* [Brief]
Extract every line of the material below and reproduce it faithfully.

-- Start of Stored rows --

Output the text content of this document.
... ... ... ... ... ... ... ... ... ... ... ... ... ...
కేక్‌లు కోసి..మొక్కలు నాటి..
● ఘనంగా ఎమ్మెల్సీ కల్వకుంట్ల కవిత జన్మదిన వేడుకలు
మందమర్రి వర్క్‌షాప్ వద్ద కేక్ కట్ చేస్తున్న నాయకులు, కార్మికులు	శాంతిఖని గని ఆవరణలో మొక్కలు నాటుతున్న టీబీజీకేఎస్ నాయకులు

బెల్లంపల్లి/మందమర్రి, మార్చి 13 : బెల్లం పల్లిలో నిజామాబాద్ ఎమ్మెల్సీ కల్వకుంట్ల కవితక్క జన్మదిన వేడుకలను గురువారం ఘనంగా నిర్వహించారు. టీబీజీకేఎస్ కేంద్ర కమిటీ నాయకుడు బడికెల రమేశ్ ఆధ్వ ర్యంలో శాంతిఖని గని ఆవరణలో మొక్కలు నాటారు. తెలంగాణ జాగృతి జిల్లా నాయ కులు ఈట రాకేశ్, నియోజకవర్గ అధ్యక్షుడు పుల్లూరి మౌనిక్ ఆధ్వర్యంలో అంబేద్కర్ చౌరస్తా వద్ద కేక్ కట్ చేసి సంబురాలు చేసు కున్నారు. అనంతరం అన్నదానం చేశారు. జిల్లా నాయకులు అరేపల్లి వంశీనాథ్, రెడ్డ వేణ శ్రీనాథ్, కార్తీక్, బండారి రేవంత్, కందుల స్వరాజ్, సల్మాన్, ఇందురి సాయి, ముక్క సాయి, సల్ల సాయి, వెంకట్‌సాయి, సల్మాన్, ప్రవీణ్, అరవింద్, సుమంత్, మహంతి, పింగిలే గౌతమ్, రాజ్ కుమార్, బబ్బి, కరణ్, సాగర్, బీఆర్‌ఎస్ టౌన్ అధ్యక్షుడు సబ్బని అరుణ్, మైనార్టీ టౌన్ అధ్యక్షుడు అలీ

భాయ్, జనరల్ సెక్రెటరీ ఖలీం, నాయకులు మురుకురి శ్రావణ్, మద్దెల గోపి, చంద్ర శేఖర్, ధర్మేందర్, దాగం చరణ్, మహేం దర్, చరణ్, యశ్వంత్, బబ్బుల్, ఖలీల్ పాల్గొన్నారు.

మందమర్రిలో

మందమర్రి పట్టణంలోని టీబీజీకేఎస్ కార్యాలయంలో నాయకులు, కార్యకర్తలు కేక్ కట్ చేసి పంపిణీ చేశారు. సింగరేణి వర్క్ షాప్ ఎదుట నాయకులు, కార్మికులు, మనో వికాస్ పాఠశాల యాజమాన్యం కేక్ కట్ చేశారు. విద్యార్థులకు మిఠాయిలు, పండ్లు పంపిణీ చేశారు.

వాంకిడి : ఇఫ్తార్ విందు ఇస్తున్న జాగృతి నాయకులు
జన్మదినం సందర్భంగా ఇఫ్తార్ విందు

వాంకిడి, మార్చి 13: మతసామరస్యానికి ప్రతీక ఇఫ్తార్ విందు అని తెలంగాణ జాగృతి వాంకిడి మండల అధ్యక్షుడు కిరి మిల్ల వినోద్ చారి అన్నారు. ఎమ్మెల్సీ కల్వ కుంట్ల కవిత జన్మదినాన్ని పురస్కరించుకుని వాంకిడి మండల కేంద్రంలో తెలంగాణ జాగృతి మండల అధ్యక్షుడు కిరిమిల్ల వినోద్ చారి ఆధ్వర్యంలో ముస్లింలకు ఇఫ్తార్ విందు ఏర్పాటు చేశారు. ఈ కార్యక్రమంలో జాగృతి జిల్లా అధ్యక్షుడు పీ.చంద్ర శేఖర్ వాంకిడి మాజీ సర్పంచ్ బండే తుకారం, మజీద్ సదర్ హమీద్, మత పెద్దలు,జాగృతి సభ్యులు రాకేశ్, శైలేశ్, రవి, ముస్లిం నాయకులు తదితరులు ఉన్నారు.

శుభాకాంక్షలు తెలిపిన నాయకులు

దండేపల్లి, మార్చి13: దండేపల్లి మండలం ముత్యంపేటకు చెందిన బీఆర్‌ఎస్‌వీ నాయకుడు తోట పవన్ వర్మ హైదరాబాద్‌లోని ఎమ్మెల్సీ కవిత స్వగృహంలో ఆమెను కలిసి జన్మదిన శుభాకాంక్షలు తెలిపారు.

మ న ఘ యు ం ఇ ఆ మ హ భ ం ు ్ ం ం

-- End of Stored rows --

* [Exercise result]
Output the text content of this document.
... ... ... ... ... ... ... ... ... ... ... ... ... ...
కేక్‌లు కోసి..మొక్కలు నాటి..
● ఘనంగా ఎమ్మెల్సీ కల్వకుంట్ల కవిత జన్మదిన వేడుకలు
మందమర్రి వర్క్‌షాప్ వద్ద కేక్ కట్ చేస్తున్న నాయకులు, కార్మికులు	శాంతిఖని గని ఆవరణలో మొక్కలు నాటుతున్న టీబీజీకేఎస్ నాయకులు

బెల్లంపల్లి/మందమర్రి, మార్చి 13 : బెల్లం పల్లిలో నిజామాబాద్ ఎమ్మెల్సీ కల్వకుంట్ల కవితక్క జన్మదిన వేడుకలను గురువారం ఘనంగా నిర్వహించారు. టీబీజీకేఎస్ కేంద్ర కమిటీ నాయకుడు బడికెల రమేశ్ ఆధ్వ ర్యంలో శాంతిఖని గని ఆవరణలో మొక్కలు నాటారు. తెలంగాణ జాగృతి జిల్లా నాయ కులు ఈట రాకేశ్, నియోజకవర్గ అధ్యక్షుడు పుల్లూరి మౌనిక్ ఆధ్వర్యంలో అంబేద్కర్ చౌరస్తా వద్ద కేక్ కట్ చేసి సంబురాలు చేసు కున్నారు. అనంతరం అన్నదానం చేశారు. జిల్లా నాయకులు అరేపల్లి వంశీనాథ్, రెడ్డ వేణ శ్రీనాథ్, కార్తీక్, బండారి రేవంత్, కందుల స్వరాజ్, సల్మాన్, ఇందురి సాయి, ముక్క సాయి, సల్ల సాయి, వెంకట్‌సాయి, సల్మాన్, ప్రవీణ్, అరవింద్, సుమంత్, మహంతి, పింగిలే గౌతమ్, రాజ్ కుమార్, బబ్బి, కరణ్, సాగర్, బీఆర్‌ఎస్ టౌన్ అధ్యక్షుడు సబ్బని అరుణ్, మైనార్టీ టౌన్ అధ్యక్షుడు అలీ

భాయ్, జనరల్ సెక్రెటరీ ఖలీం, నాయకులు మురుకురి శ్రావణ్, మద్దెల గోపి, చంద్ర శేఖర్, ధర్మేందర్, దాగం చరణ్, మహేం దర్, చరణ్, యశ్వంత్, బబ్బుల్, ఖలీల్ పాల్గొన్నారు.

మందమర్రిలో

మందమర్రి పట్టణంలోని టీబీజీకేఎస్ కార్యాలయంలో నాయకులు, కార్యకర్తలు కేక్ కట్ చేసి పంపిణీ చేశారు. సింగరేణి వర్క్ షాప్ ఎదుట నాయకులు, కార్మికులు, మనో వికాస్ పాఠశాల యాజమాన్యం కేక్ కట్ చేశారు. విద్యార్థులకు మిఠాయిలు, పండ్లు పంపిణీ చేశారు.

వాంకిడి : ఇఫ్తార్ విందు ఇస్తున్న జాగృతి నాయకులు
జన్మదినం సందర్భంగా ఇఫ్తార్ విందు

వాంకిడి, మార్చి 13: మతసామరస్యానికి ప్రతీక ఇఫ్తార్ విందు అని తెలంగాణ జాగృతి వాంకిడి మండల అధ్యక్షుడు కిరి మిల్ల వినోద్ చారి అన్నారు. ఎమ్మెల్సీ కల్వ కుంట్ల కవిత జన్మదినాన్ని పురస్కరించుకుని వాంకిడి మండల కేంద్రంలో తెలంగాణ జాగృతి మండల అధ్యక్షుడు కిరిమిల్ల వినోద్ చారి ఆధ్వర్యంలో ముస్లింలకు ఇఫ్తార్ విందు ఏర్పాటు చేశారు. ఈ కార్యక్రమంలో జాగృతి జిల్లా అధ్యక్షుడు పీ.చంద్ర శేఖర్ వాంకిడి మాజీ సర్పంచ్ బండే తుకారం, మజీద్ సదర్ హమీద్, మత పెద్దలు,జాగృతి సభ్యులు రాకేశ్, శైలేశ్, రవి, ముస్లిం నాయకులు తదితరులు ఉన్నారు.

శుభాకాంక్షలు తెలిపిన నాయకులు

దండేపల్లి, మార్చి13: దండేపల్లి మండలం ముత్యంపేటకు చెందిన బీఆర్‌ఎస్‌వీ నాయకుడు తోట పవన్ వర్మ హైదరాబాద్‌లోని ఎమ్మెల్సీ కవిత స్వగృహంలో ఆమెను కలిసి జన్మదిన శుభాకాంక్షలు తెలిపారు.

మ న ఘ యు ం ఇ ఆ మ హ భ ం ు ్ ం ం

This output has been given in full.